[Start DATA RECORDS]
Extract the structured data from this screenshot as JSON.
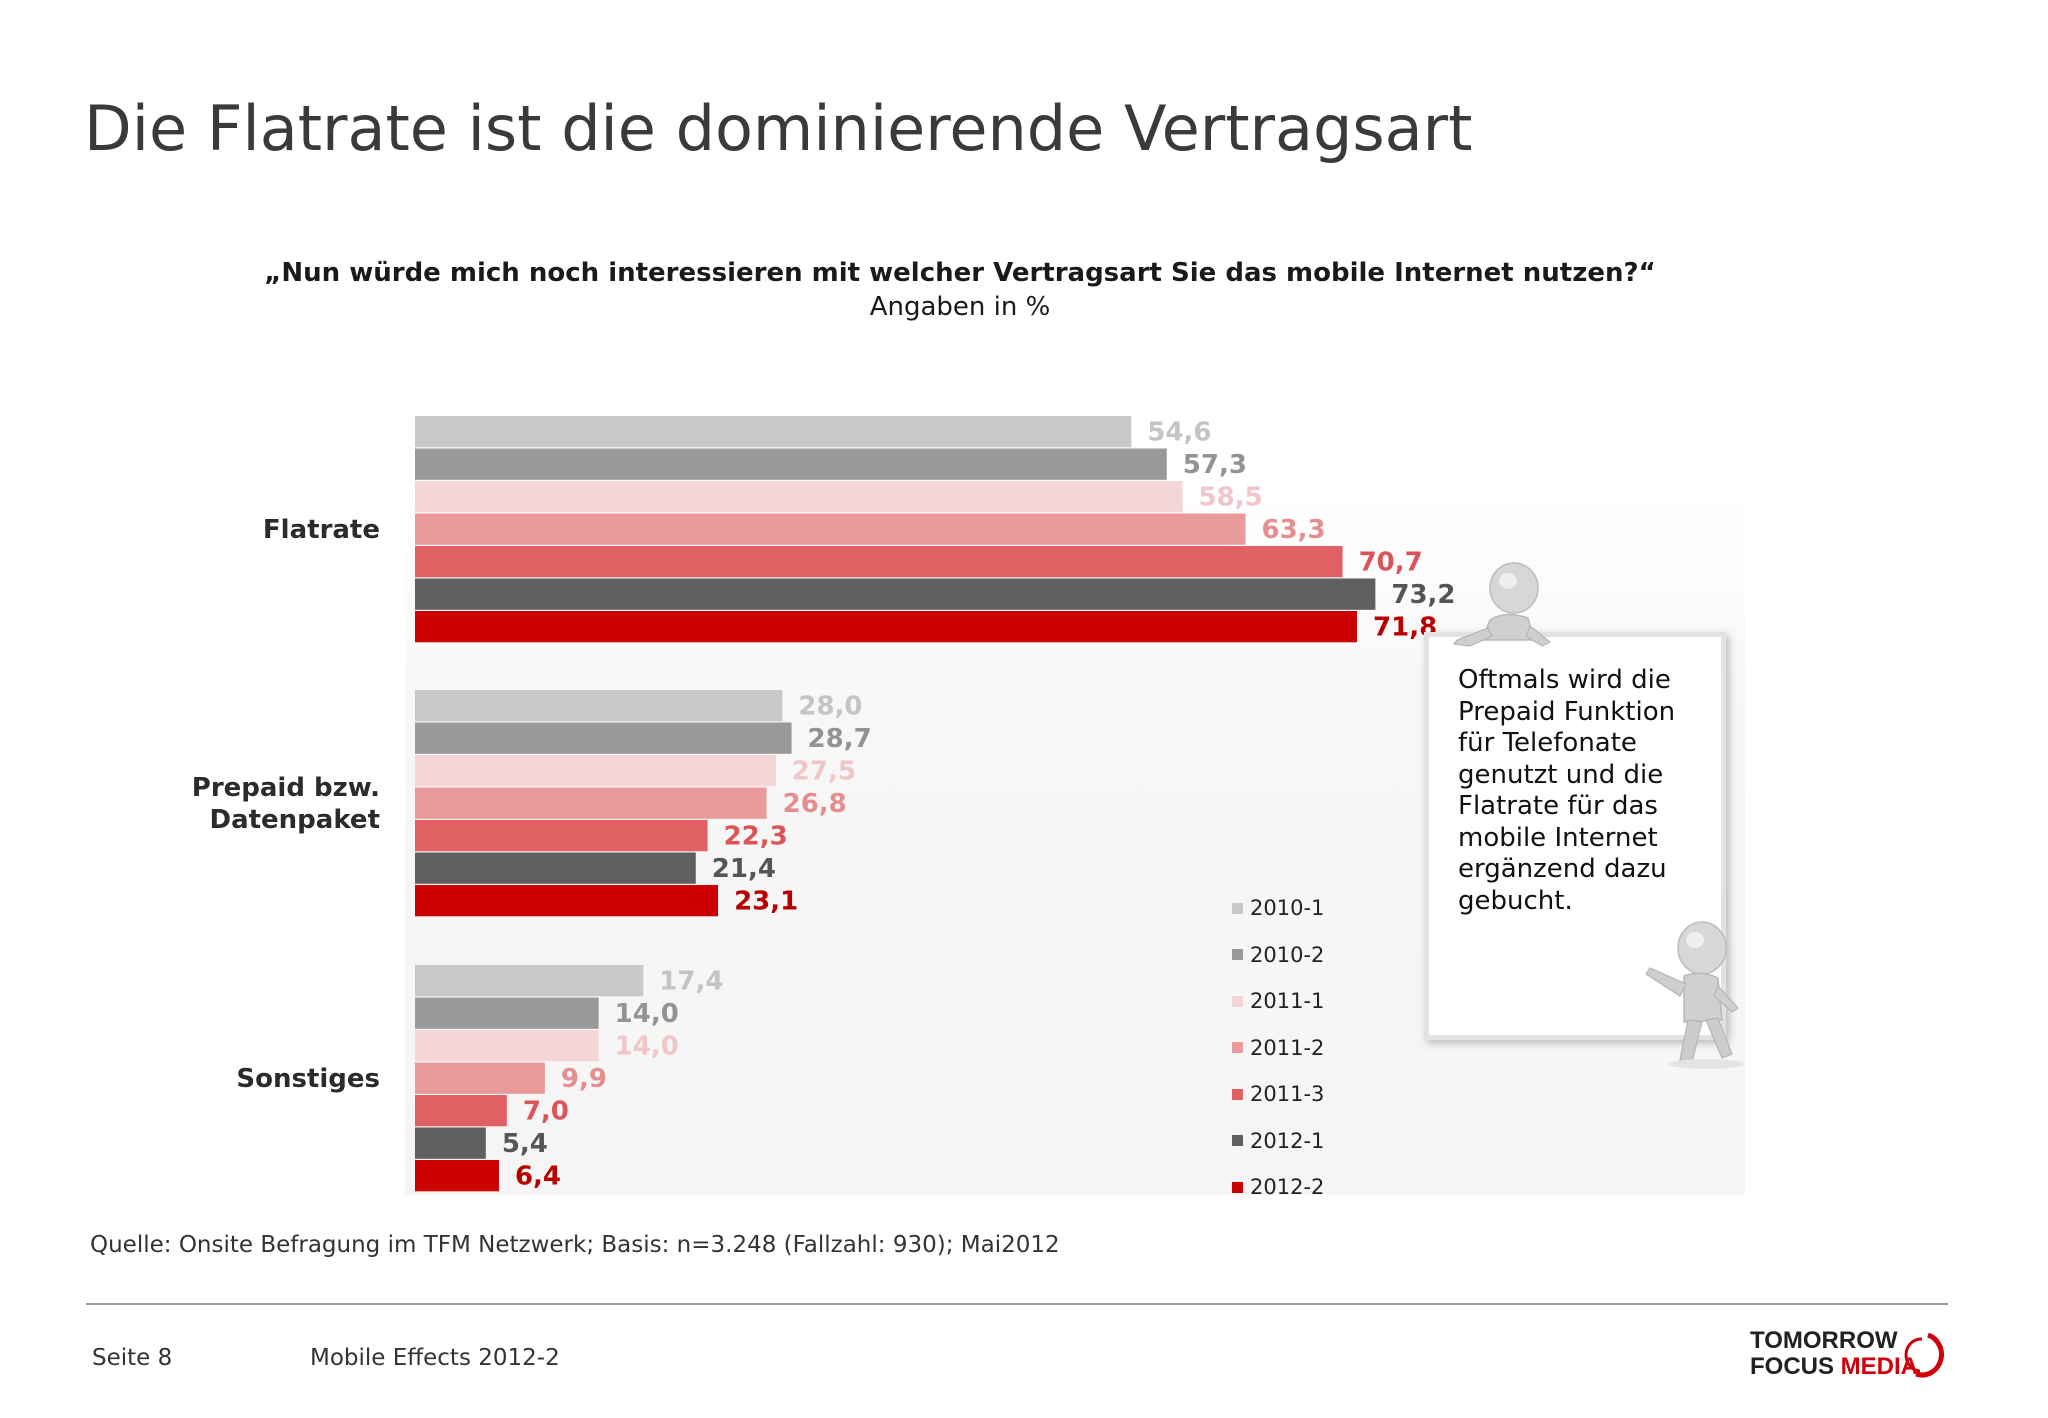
{
  "page": {
    "title": "Die Flatrate ist die dominierende Vertragsart",
    "question": "„Nun würde mich noch interessieren mit welcher Vertragsart Sie das mobile Internet nutzen?“",
    "unit": "Angaben in %",
    "source": "Quelle: Onsite Befragung im TFM Netzwerk; Basis: n=3.248 (Fallzahl: 930); Mai2012",
    "note": "Oftmals wird die Prepaid Funktion für Telefonate genutzt und die Flatrate für das mobile Internet ergänzend dazu gebucht.",
    "footer_page": "Seite 8",
    "footer_name": "Mobile Effects 2012-2",
    "logo_line1": "TOMORROW",
    "logo_focus": "FOCUS",
    "logo_media": "MEDIA",
    "logo_colors": {
      "dark": "#222222",
      "red": "#d0000a"
    }
  },
  "chart_data": {
    "type": "bar",
    "orientation": "horizontal",
    "title": "„Nun würde mich noch interessieren mit welcher Vertragsart Sie das mobile Internet nutzen?“",
    "subtitle": "Angaben in %",
    "categories": [
      "Flatrate",
      "Prepaid bzw. Datenpaket",
      "Sonstiges"
    ],
    "category_lines": [
      [
        "Flatrate"
      ],
      [
        "Prepaid bzw.",
        "Datenpaket"
      ],
      [
        "Sonstiges"
      ]
    ],
    "series": [
      {
        "name": "2010-1",
        "color": "#c8c8c8",
        "label_color": "#c4c4c4",
        "values": [
          54.6,
          28.0,
          17.4
        ],
        "labels": [
          "54,6",
          "28,0",
          "17,4"
        ]
      },
      {
        "name": "2010-2",
        "color": "#999999",
        "label_color": "#939393",
        "values": [
          57.3,
          28.7,
          14.0
        ],
        "labels": [
          "57,3",
          "28,7",
          "14,0"
        ]
      },
      {
        "name": "2011-1",
        "color": "#f4d6d6",
        "label_color": "#f0c6c8",
        "values": [
          58.5,
          27.5,
          14.0
        ],
        "labels": [
          "58,5",
          "27,5",
          "14,0"
        ]
      },
      {
        "name": "2011-2",
        "color": "#ea9a9a",
        "label_color": "#e48e90",
        "values": [
          63.3,
          26.8,
          9.9
        ],
        "labels": [
          "63,3",
          "26,8",
          "9,9"
        ]
      },
      {
        "name": "2011-3",
        "color": "#e06064",
        "label_color": "#db5458",
        "values": [
          70.7,
          22.3,
          7.0
        ],
        "labels": [
          "70,7",
          "22,3",
          "7,0"
        ]
      },
      {
        "name": "2012-1",
        "color": "#5f5f5f",
        "label_color": "#555555",
        "values": [
          73.2,
          21.4,
          5.4
        ],
        "labels": [
          "73,2",
          "21,4",
          "5,4"
        ]
      },
      {
        "name": "2012-2",
        "color": "#cc0000",
        "label_color": "#b80000",
        "values": [
          71.8,
          23.1,
          6.4
        ],
        "labels": [
          "71,8",
          "23,1",
          "6,4"
        ]
      }
    ],
    "xlim": [
      0,
      100
    ],
    "grid": false,
    "legend_position": "right"
  }
}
[End DATA RECORDS]
> [DIRECTIONS FOR THIS TASK] Images do not belong in the copy; reproduce all other parts of the records above verbatim.

> [ANSWER TO THIS PROBLEM]
Extract the structured data from this screenshot as JSON.
{
  "page": {
    "title": "Die Flatrate ist die dominierende Vertragsart",
    "question": "„Nun würde mich noch interessieren mit welcher Vertragsart Sie das mobile Internet nutzen?“",
    "unit": "Angaben in %",
    "source": "Quelle: Onsite Befragung im TFM Netzwerk; Basis: n=3.248 (Fallzahl: 930); Mai2012",
    "note": "Oftmals wird die Prepaid Funktion für Telefonate genutzt und die Flatrate für das mobile Internet ergänzend dazu gebucht.",
    "footer_page": "Seite 8",
    "footer_name": "Mobile Effects 2012-2",
    "logo_line1": "TOMORROW",
    "logo_focus": "FOCUS",
    "logo_media": "MEDIA",
    "logo_colors": {
      "dark": "#222222",
      "red": "#d0000a"
    }
  },
  "chart_data": {
    "type": "bar",
    "orientation": "horizontal",
    "title": "„Nun würde mich noch interessieren mit welcher Vertragsart Sie das mobile Internet nutzen?“",
    "subtitle": "Angaben in %",
    "categories": [
      "Flatrate",
      "Prepaid bzw. Datenpaket",
      "Sonstiges"
    ],
    "category_lines": [
      [
        "Flatrate"
      ],
      [
        "Prepaid bzw.",
        "Datenpaket"
      ],
      [
        "Sonstiges"
      ]
    ],
    "series": [
      {
        "name": "2010-1",
        "color": "#c8c8c8",
        "label_color": "#c4c4c4",
        "values": [
          54.6,
          28.0,
          17.4
        ],
        "labels": [
          "54,6",
          "28,0",
          "17,4"
        ]
      },
      {
        "name": "2010-2",
        "color": "#999999",
        "label_color": "#939393",
        "values": [
          57.3,
          28.7,
          14.0
        ],
        "labels": [
          "57,3",
          "28,7",
          "14,0"
        ]
      },
      {
        "name": "2011-1",
        "color": "#f4d6d6",
        "label_color": "#f0c6c8",
        "values": [
          58.5,
          27.5,
          14.0
        ],
        "labels": [
          "58,5",
          "27,5",
          "14,0"
        ]
      },
      {
        "name": "2011-2",
        "color": "#ea9a9a",
        "label_color": "#e48e90",
        "values": [
          63.3,
          26.8,
          9.9
        ],
        "labels": [
          "63,3",
          "26,8",
          "9,9"
        ]
      },
      {
        "name": "2011-3",
        "color": "#e06064",
        "label_color": "#db5458",
        "values": [
          70.7,
          22.3,
          7.0
        ],
        "labels": [
          "70,7",
          "22,3",
          "7,0"
        ]
      },
      {
        "name": "2012-1",
        "color": "#5f5f5f",
        "label_color": "#555555",
        "values": [
          73.2,
          21.4,
          5.4
        ],
        "labels": [
          "73,2",
          "21,4",
          "5,4"
        ]
      },
      {
        "name": "2012-2",
        "color": "#cc0000",
        "label_color": "#b80000",
        "values": [
          71.8,
          23.1,
          6.4
        ],
        "labels": [
          "71,8",
          "23,1",
          "6,4"
        ]
      }
    ],
    "xlim": [
      0,
      100
    ],
    "grid": false,
    "legend_position": "right"
  }
}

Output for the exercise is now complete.